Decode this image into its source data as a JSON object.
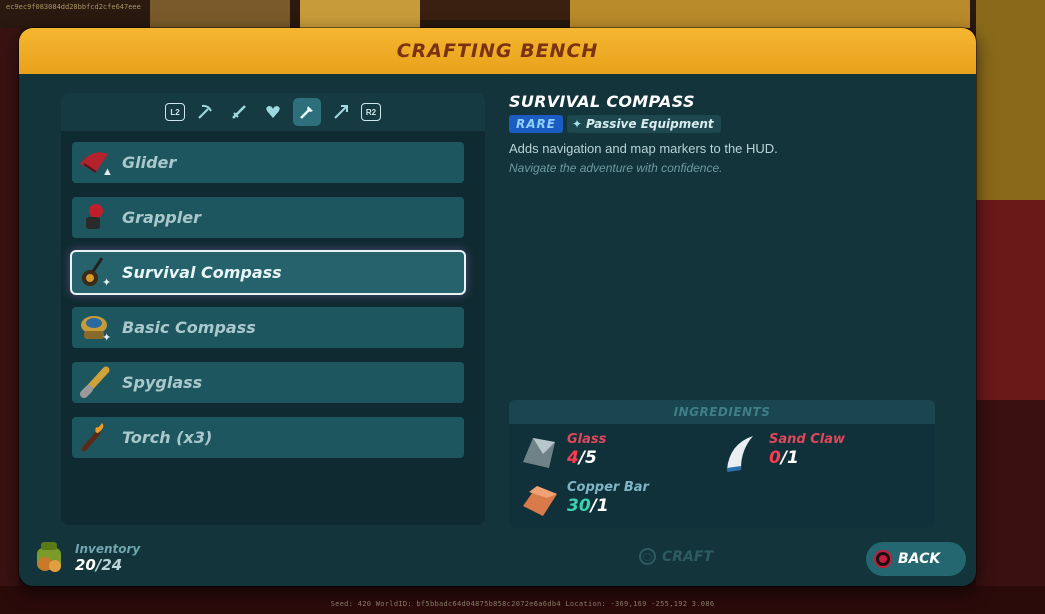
{
  "hud": {
    "seed_top": "ec9ec9f083084dd28bbfcd2cfe647eee",
    "bottom_info": "Seed: 420    WorldID:    bf5bbadc64d04875b858c2072e6a6db4    Location: -369,169  -255,192  3.086"
  },
  "window": {
    "title": "CRAFTING BENCH"
  },
  "category_tabs": [
    {
      "icon": "l2-bumper-icon",
      "label": "L2"
    },
    {
      "icon": "pickaxe-icon"
    },
    {
      "icon": "sword-icon"
    },
    {
      "icon": "heart-icon"
    },
    {
      "icon": "tool-icon",
      "active": true
    },
    {
      "icon": "arrow-icon"
    },
    {
      "icon": "r2-bumper-icon",
      "label": "R2"
    }
  ],
  "items": [
    {
      "label": "Glider",
      "icon": "glider-icon",
      "mark": "▲"
    },
    {
      "label": "Grappler",
      "icon": "grappler-icon",
      "mark": ""
    },
    {
      "label": "Survival Compass",
      "icon": "survival-compass-icon",
      "mark": "✦",
      "selected": true
    },
    {
      "label": "Basic Compass",
      "icon": "basic-compass-icon",
      "mark": "✦"
    },
    {
      "label": "Spyglass",
      "icon": "spyglass-icon",
      "mark": ""
    },
    {
      "label": "Torch (x3)",
      "icon": "torch-icon",
      "mark": ""
    }
  ],
  "detail": {
    "name": "SURVIVAL COMPASS",
    "rarity": "RARE",
    "type": "Passive Equipment",
    "description": "Adds navigation and map markers to the HUD.",
    "flavor": "Navigate the adventure with confidence."
  },
  "ingredients": {
    "header": "INGREDIENTS",
    "list": [
      {
        "name": "Glass",
        "have": "4",
        "need": "/5",
        "sufficient": false,
        "icon": "glass-icon"
      },
      {
        "name": "Sand Claw",
        "have": "0",
        "need": "/1",
        "sufficient": false,
        "icon": "sand-claw-icon"
      },
      {
        "name": "Copper Bar",
        "have": "30",
        "need": "/1",
        "sufficient": true,
        "icon": "copper-bar-icon"
      }
    ]
  },
  "footer": {
    "inventory_label": "Inventory",
    "inventory_used": "20",
    "inventory_max": "/24",
    "craft_label": "CRAFT",
    "back_label": "BACK"
  },
  "colors": {
    "title_bar": "#f5b631",
    "title_text": "#7a3210",
    "panel": "#13343a",
    "rarity_rare": "#1a5cc2",
    "missing": "#ff3b4e",
    "sufficient": "#3ad3b0"
  }
}
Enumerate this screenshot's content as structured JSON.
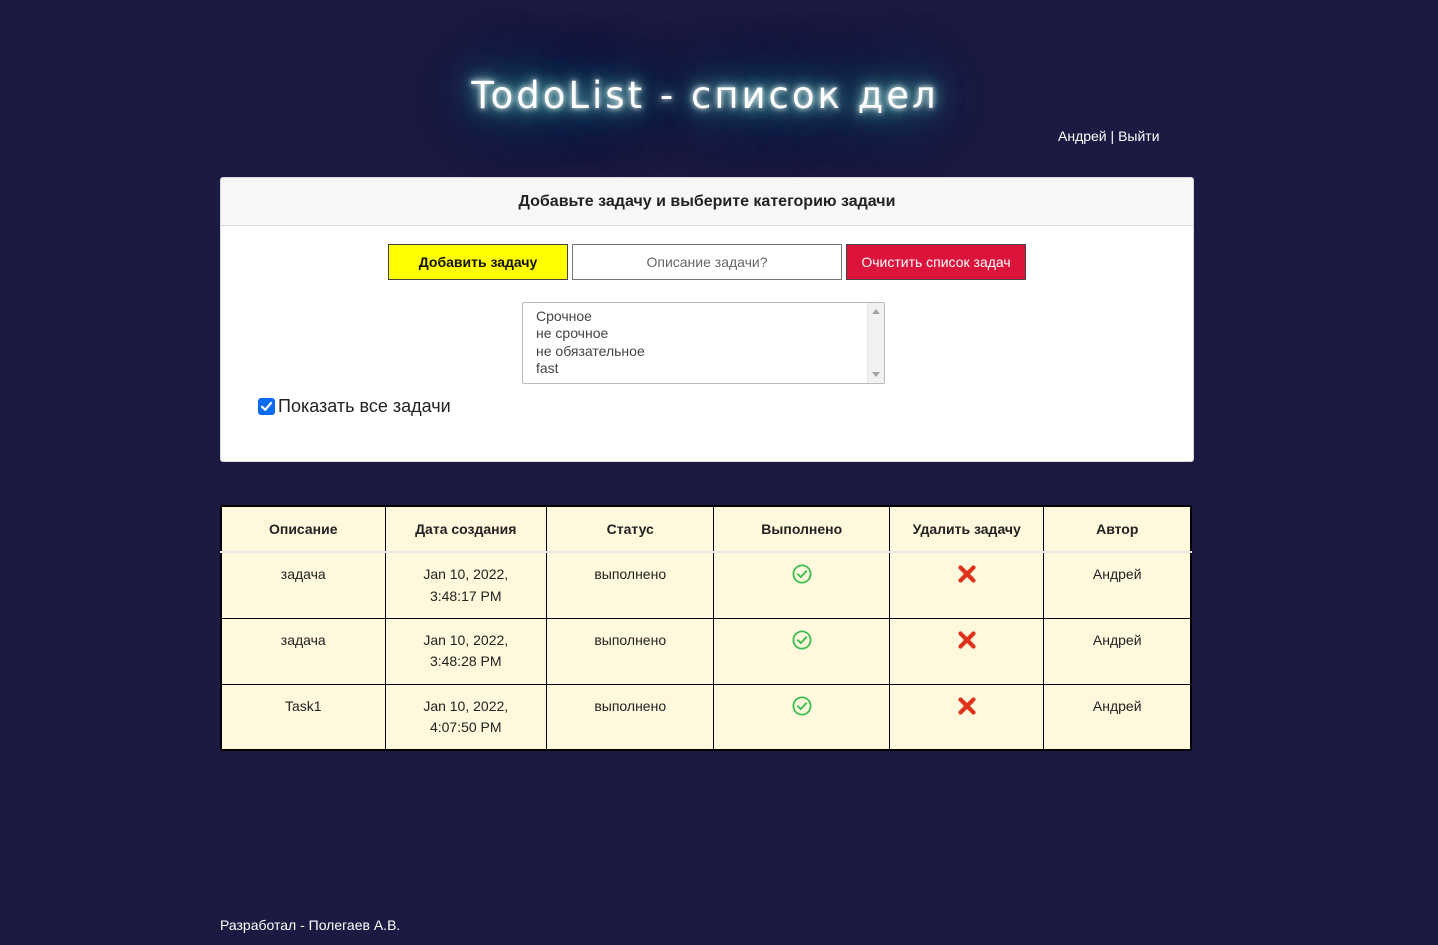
{
  "header": {
    "title": "TodoList - список дел",
    "user_name": "Андрей",
    "separator": " | ",
    "logout_label": "Выйти"
  },
  "panel": {
    "heading": "Добавьте задачу и выберите категорию задачи",
    "add_button_label": "Добавить задачу",
    "task_input": {
      "placeholder": "Описание задачи?",
      "value": ""
    },
    "clear_button_label": "Очистить список задач",
    "categories": [
      "Срочное",
      "не срочное",
      "не обязательное",
      "fast"
    ],
    "show_all": {
      "label": "Показать все задачи",
      "checked": true
    }
  },
  "table": {
    "columns": [
      "Описание",
      "Дата создания",
      "Статус",
      "Выполнено",
      "Удалить задачу",
      "Автор"
    ],
    "rows": [
      {
        "description": "задача",
        "date_line1": "Jan 10, 2022,",
        "date_line2": "3:48:17 PM",
        "status": "выполнено",
        "done_icon": "check-circle-icon",
        "delete_icon": "x-delete-icon",
        "author": "Андрей"
      },
      {
        "description": "задача",
        "date_line1": "Jan 10, 2022,",
        "date_line2": "3:48:28 PM",
        "status": "выполнено",
        "done_icon": "check-circle-icon",
        "delete_icon": "x-delete-icon",
        "author": "Андрей"
      },
      {
        "description": "Task1",
        "date_line1": "Jan 10, 2022,",
        "date_line2": "4:07:50 PM",
        "status": "выполнено",
        "done_icon": "check-circle-icon",
        "delete_icon": "x-delete-icon",
        "author": "Андрей"
      }
    ]
  },
  "footer": {
    "text": "Разработал - Полегаев А.В."
  },
  "colors": {
    "background": "#1b1a42",
    "add_button": "#ffff00",
    "clear_button": "#dc143c",
    "table_background": "#fff8dc",
    "check_icon": "#3cc04f",
    "delete_icon": "#e0311a",
    "checkbox": "#0b6cf0"
  }
}
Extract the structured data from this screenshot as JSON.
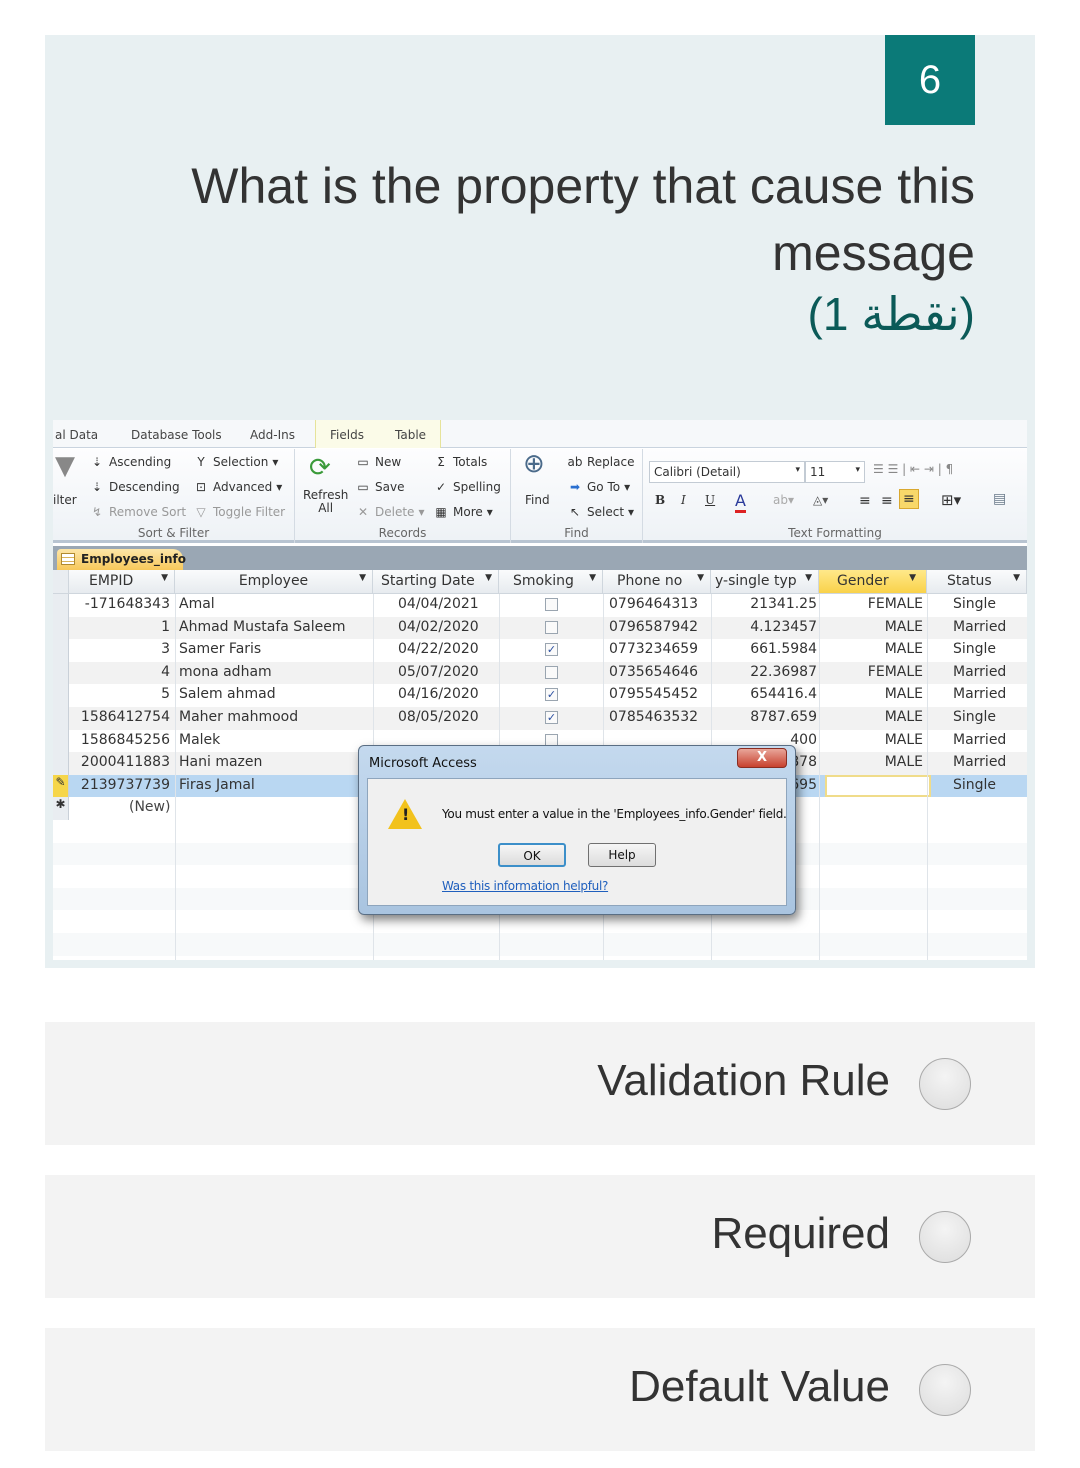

══════

Requirement: Take the data above and repeat it exactly, leaving each picture out.

Task result:
Decode this image into its source data as a JSON object.
{
  "hud": {
    "seed_top": "ec9ec9f083084dd28bbfcd2cfe647eee",
    "bottom_info": "Seed: 420    WorldID:    bf5bbadc64d04875b858c2072e6a6db4    Location: -369,169  -255,192  3.086"
  },
  "window": {
    "title": "CRAFTING BENCH"
  },
  "category_tabs": [
    {
      "icon": "l2-bumper-icon",
      "label": "L2"
    },
    {
      "icon": "pickaxe-icon"
    },
    {
      "icon": "sword-icon"
    },
    {
      "icon": "heart-icon"
    },
    {
      "icon": "tool-icon",
      "active": true
    },
    {
      "icon": "arrow-icon"
    },
    {
      "icon": "r2-bumper-icon",
      "label": "R2"
    }
  ],
  "items": [
    {
      "label": "Glider",
      "icon": "glider-icon",
      "mark": "▲"
    },
    {
      "label": "Grappler",
      "icon": "grappler-icon",
      "mark": ""
    },
    {
      "label": "Survival Compass",
      "icon": "survival-compass-icon",
      "mark": "✦",
      "selected": true
    },
    {
      "label": "Basic Compass",
      "icon": "basic-compass-icon",
      "mark": "✦"
    },
    {
      "label": "Spyglass",
      "icon": "spyglass-icon",
      "mark": ""
    },
    {
      "label": "Torch (x3)",
      "icon": "torch-icon",
      "mark": ""
    }
  ],
  "detail": {
    "name": "SURVIVAL COMPASS",
    "rarity": "RARE",
    "type": "Passive Equipment",
    "description": "Adds navigation and map markers to the HUD.",
    "flavor": "Navigate the adventure with confidence."
  },
  "ingredients": {
    "header": "INGREDIENTS",
    "list": [
      {
        "name": "Glass",
        "have": "4",
        "need": "/5",
        "sufficient": false,
        "icon": "glass-icon"
      },
      {
        "name": "Sand Claw",
        "have": "0",
        "need": "/1",
        "sufficient": false,
        "icon": "sand-claw-icon"
      },
      {
        "name": "Copper Bar",
        "have": "30",
        "need": "/1",
        "sufficient": true,
        "icon": "copper-bar-icon"
      }
    ]
  },
  "footer": {
    "inventory_label": "Inventory",
    "inventory_used": "20",
    "inventory_max": "/24",
    "craft_label": "CRAFT",
    "back_label": "BACK"
  },
  "colors": {
    "title_bar": "#f5b631",
    "title_text": "#7a3210",
    "panel": "#13343a",
    "rarity_rare": "#1a5cc2",
    "missing": "#ff3b4e",
    "sufficient": "#3ad3b0"
  }
}
Enumerate this screenshot's content as structured JSON.
{
  "header": {
    "title": "TodoList - список дел",
    "user_name": "Андрей",
    "separator": " | ",
    "logout_label": "Выйти"
  },
  "panel": {
    "heading": "Добавьте задачу и выберите категорию задачи",
    "add_button_label": "Добавить задачу",
    "task_input": {
      "placeholder": "Описание задачи?",
      "value": ""
    },
    "clear_button_label": "Очистить список задач",
    "categories": [
      "Срочное",
      "не срочное",
      "не обязательное",
      "fast"
    ],
    "show_all": {
      "label": "Показать все задачи",
      "checked": true
    }
  },
  "table": {
    "columns": [
      "Описание",
      "Дата создания",
      "Статус",
      "Выполнено",
      "Удалить задачу",
      "Автор"
    ],
    "rows": [
      {
        "description": "задача",
        "date_line1": "Jan 10, 2022,",
        "date_line2": "3:48:17 PM",
        "status": "выполнено",
        "done_icon": "check-circle-icon",
        "delete_icon": "x-delete-icon",
        "author": "Андрей"
      },
      {
        "description": "задача",
        "date_line1": "Jan 10, 2022,",
        "date_line2": "3:48:28 PM",
        "status": "выполнено",
        "done_icon": "check-circle-icon",
        "delete_icon": "x-delete-icon",
        "author": "Андрей"
      },
      {
        "description": "Task1",
        "date_line1": "Jan 10, 2022,",
        "date_line2": "4:07:50 PM",
        "status": "выполнено",
        "done_icon": "check-circle-icon",
        "delete_icon": "x-delete-icon",
        "author": "Андрей"
      }
    ]
  },
  "footer": {
    "text": "Разработал - Полегаев А.В."
  },
  "colors": {
    "background": "#1b1a42",
    "add_button": "#ffff00",
    "clear_button": "#dc143c",
    "table_background": "#fff8dc",
    "check_icon": "#3cc04f",
    "delete_icon": "#e0311a",
    "checkbox": "#0b6cf0"
  }
}
Extract the structured data from this screenshot as JSON.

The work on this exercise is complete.